What you have to do ▸ Locate all lines with the word "right" and copy them out.

— start —

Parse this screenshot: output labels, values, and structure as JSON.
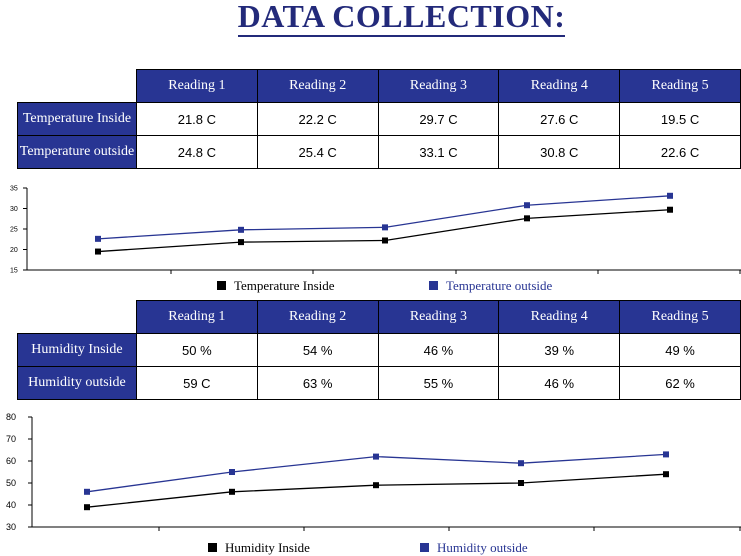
{
  "page": {
    "title": "DATA COLLECTION:"
  },
  "table1": {
    "headers": [
      "Reading 1",
      "Reading 2",
      "Reading 3",
      "Reading 4",
      "Reading 5"
    ],
    "rows": [
      {
        "label": "Temperature Inside",
        "values": [
          "21.8 C",
          "22.2 C",
          "29.7 C",
          "27.6 C",
          "19.5 C"
        ]
      },
      {
        "label": "Temperature outside",
        "values": [
          "24.8 C",
          "25.4 C",
          "33.1 C",
          "30.8 C",
          "22.6 C"
        ]
      }
    ]
  },
  "table2": {
    "headers": [
      "Reading 1",
      "Reading 2",
      "Reading 3",
      "Reading 4",
      "Reading 5"
    ],
    "rows": [
      {
        "label": "Humidity Inside",
        "values": [
          "50 %",
          "54 %",
          "46 %",
          "39 %",
          "49 %"
        ]
      },
      {
        "label": "Humidity outside",
        "values": [
          "59 C",
          "63 %",
          "55 %",
          "46 %",
          "62 %"
        ]
      }
    ]
  },
  "chart_data": [
    {
      "type": "line",
      "title": "",
      "xlabel": "",
      "ylabel": "",
      "x": [
        1,
        2,
        3,
        4,
        5
      ],
      "ylim": [
        15,
        35
      ],
      "yticks": [
        "15",
        "20",
        "25",
        "30",
        "35"
      ],
      "grid": false,
      "legend_position": "bottom",
      "series": [
        {
          "name": "Temperature Inside",
          "color": "#000000",
          "values": [
            19.5,
            21.8,
            22.2,
            27.6,
            29.7
          ]
        },
        {
          "name": "Temperature outside",
          "color": "#283593",
          "values": [
            22.6,
            24.8,
            25.4,
            30.8,
            33.1
          ]
        }
      ]
    },
    {
      "type": "line",
      "title": "",
      "xlabel": "",
      "ylabel": "",
      "x": [
        1,
        2,
        3,
        4,
        5
      ],
      "ylim": [
        30,
        80
      ],
      "yticks": [
        "30",
        "40",
        "50",
        "60",
        "70",
        "80"
      ],
      "grid": false,
      "legend_position": "bottom",
      "series": [
        {
          "name": "Humidity Inside",
          "color": "#000000",
          "values": [
            39,
            46,
            49,
            50,
            54
          ]
        },
        {
          "name": "Humidity outside",
          "color": "#283593",
          "values": [
            46,
            55,
            62,
            59,
            63
          ]
        }
      ]
    }
  ]
}
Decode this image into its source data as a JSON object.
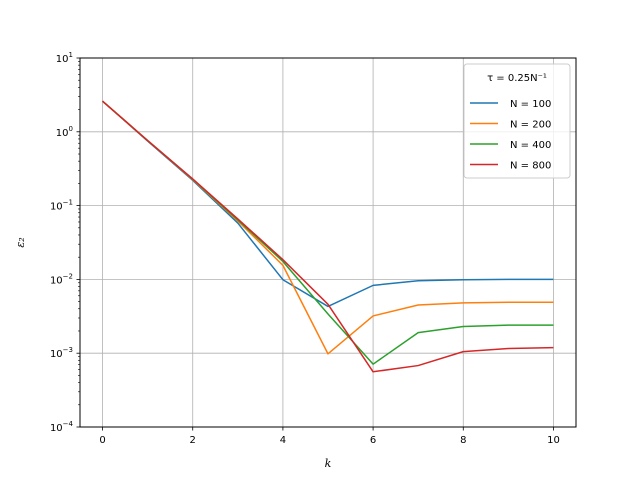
{
  "chart_data": {
    "type": "line",
    "title": "",
    "xlabel": "k",
    "ylabel": "ε₂",
    "yscale": "log",
    "xlim": [
      -0.5,
      10.5
    ],
    "ylim": [
      0.0001,
      10
    ],
    "grid": true,
    "x_ticks": [
      0,
      2,
      4,
      6,
      8,
      10
    ],
    "x_tick_labels": [
      "0",
      "2",
      "4",
      "6",
      "8",
      "10"
    ],
    "y_ticks": [
      0.0001,
      0.001,
      0.01,
      0.1,
      1,
      10
    ],
    "y_tick_labels": [
      {
        "base": "10",
        "exp": "−4"
      },
      {
        "base": "10",
        "exp": "−3"
      },
      {
        "base": "10",
        "exp": "−2"
      },
      {
        "base": "10",
        "exp": "−1"
      },
      {
        "base": "10",
        "exp": "0"
      },
      {
        "base": "10",
        "exp": "1"
      }
    ],
    "legend": {
      "position": "top-right",
      "title": "τ = 0.25N⁻¹"
    },
    "x": [
      0,
      1,
      2,
      3,
      4,
      5,
      6,
      7,
      8,
      9,
      10
    ],
    "series": [
      {
        "name": "N = 100",
        "color": "#1f77b4",
        "values": [
          2.6,
          0.75,
          0.22,
          0.058,
          0.0099,
          0.0043,
          0.0083,
          0.0096,
          0.0099,
          0.01,
          0.01
        ]
      },
      {
        "name": "N = 200",
        "color": "#ff7f0e",
        "values": [
          2.6,
          0.76,
          0.225,
          0.062,
          0.0155,
          0.00098,
          0.0032,
          0.0045,
          0.0048,
          0.0049,
          0.0049
        ]
      },
      {
        "name": "N = 400",
        "color": "#2ca02c",
        "values": [
          2.6,
          0.76,
          0.228,
          0.064,
          0.0175,
          0.0034,
          0.00071,
          0.0019,
          0.0023,
          0.0024,
          0.0024
        ]
      },
      {
        "name": "N = 800",
        "color": "#d62728",
        "values": [
          2.6,
          0.76,
          0.23,
          0.066,
          0.0185,
          0.0046,
          0.00056,
          0.00068,
          0.00105,
          0.00116,
          0.00119
        ]
      }
    ]
  }
}
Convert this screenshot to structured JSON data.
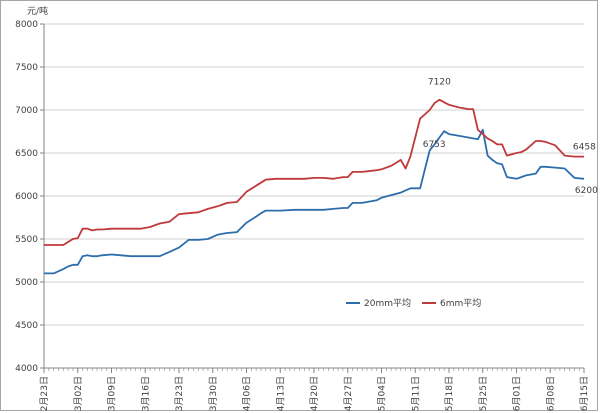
{
  "chart_data": {
    "type": "line",
    "title": "",
    "unit_label": "元/吨",
    "xlabel": "",
    "ylabel": "",
    "ylim": [
      4000,
      8000
    ],
    "yticks": [
      4000,
      4500,
      5000,
      5500,
      6000,
      6500,
      7000,
      7500,
      8000
    ],
    "grid": "horizontal",
    "legend_position": "center-right",
    "x_tick_labels": [
      "2月23日",
      "3月02日",
      "3月09日",
      "3月16日",
      "3月23日",
      "3月30日",
      "4月06日",
      "4月13日",
      "4月20日",
      "4月27日",
      "5月04日",
      "5月11日",
      "5月18日",
      "5月25日",
      "6月01日",
      "6月08日",
      "6月15日"
    ],
    "x_domain": [
      0,
      112
    ],
    "series": [
      {
        "name": "20mm平均",
        "color": "#2e6dac",
        "x": [
          0,
          2,
          4,
          5,
          6,
          7,
          8,
          9,
          10,
          11,
          12,
          14,
          16,
          18,
          21,
          24,
          26,
          28,
          30,
          32,
          34,
          36,
          37,
          38,
          40,
          42,
          44,
          45,
          46,
          48,
          49,
          52,
          54,
          56,
          58,
          60,
          62,
          63,
          64,
          66,
          69,
          70,
          72,
          74,
          76,
          78,
          80,
          81,
          82,
          83,
          84,
          86,
          88,
          90,
          91,
          92,
          93,
          94,
          95,
          96,
          98,
          99,
          100,
          102,
          103,
          104,
          106,
          108,
          110,
          112
        ],
        "values": [
          5100,
          5100,
          5150,
          5180,
          5200,
          5200,
          5300,
          5310,
          5300,
          5300,
          5310,
          5320,
          5310,
          5300,
          5300,
          5300,
          5350,
          5400,
          5490,
          5490,
          5500,
          5550,
          5560,
          5570,
          5580,
          5690,
          5760,
          5800,
          5830,
          5830,
          5830,
          5840,
          5840,
          5840,
          5840,
          5850,
          5860,
          5860,
          5920,
          5920,
          5950,
          5980,
          6010,
          6040,
          6090,
          6090,
          6530,
          6600,
          6680,
          6753,
          6720,
          6700,
          6680,
          6660,
          6770,
          6470,
          6420,
          6380,
          6370,
          6220,
          6200,
          6220,
          6240,
          6260,
          6340,
          6340,
          6330,
          6320,
          6210,
          6200
        ]
      },
      {
        "name": "6mm平均",
        "color": "#c0393b",
        "x": [
          0,
          2,
          4,
          6,
          7,
          8,
          9,
          10,
          11,
          12,
          14,
          16,
          18,
          20,
          22,
          24,
          26,
          28,
          30,
          32,
          34,
          36,
          37,
          38,
          40,
          42,
          44,
          46,
          48,
          50,
          52,
          54,
          56,
          58,
          60,
          62,
          63,
          64,
          66,
          69,
          70,
          72,
          74,
          75,
          76,
          78,
          80,
          81,
          82,
          83,
          84,
          86,
          88,
          89,
          90,
          91,
          92,
          93,
          94,
          95,
          96,
          98,
          99,
          100,
          102,
          103,
          104,
          106,
          108,
          110,
          112
        ],
        "values": [
          5430,
          5430,
          5430,
          5500,
          5510,
          5620,
          5620,
          5600,
          5610,
          5610,
          5620,
          5620,
          5620,
          5620,
          5640,
          5680,
          5700,
          5790,
          5800,
          5810,
          5850,
          5880,
          5900,
          5920,
          5930,
          6050,
          6120,
          6190,
          6200,
          6200,
          6200,
          6200,
          6210,
          6210,
          6200,
          6220,
          6220,
          6280,
          6280,
          6300,
          6310,
          6350,
          6420,
          6320,
          6460,
          6900,
          7000,
          7080,
          7120,
          7090,
          7060,
          7030,
          7010,
          7010,
          6770,
          6720,
          6670,
          6640,
          6600,
          6600,
          6470,
          6500,
          6510,
          6540,
          6640,
          6640,
          6630,
          6590,
          6470,
          6458,
          6458
        ]
      }
    ],
    "annotations": [
      {
        "text": "7120",
        "x": 82,
        "y": 7120,
        "series": "6mm平均"
      },
      {
        "text": "6753",
        "x": 83,
        "y": 6753,
        "series": "20mm平均"
      },
      {
        "text": "6458",
        "x": 110,
        "y": 6458,
        "series": "6mm平均"
      },
      {
        "text": "6200",
        "x": 110,
        "y": 6200,
        "series": "20mm平均"
      }
    ]
  }
}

— end —

Response for this exercise ▸
      "position": "top-right",
    "legend_position": "center-right",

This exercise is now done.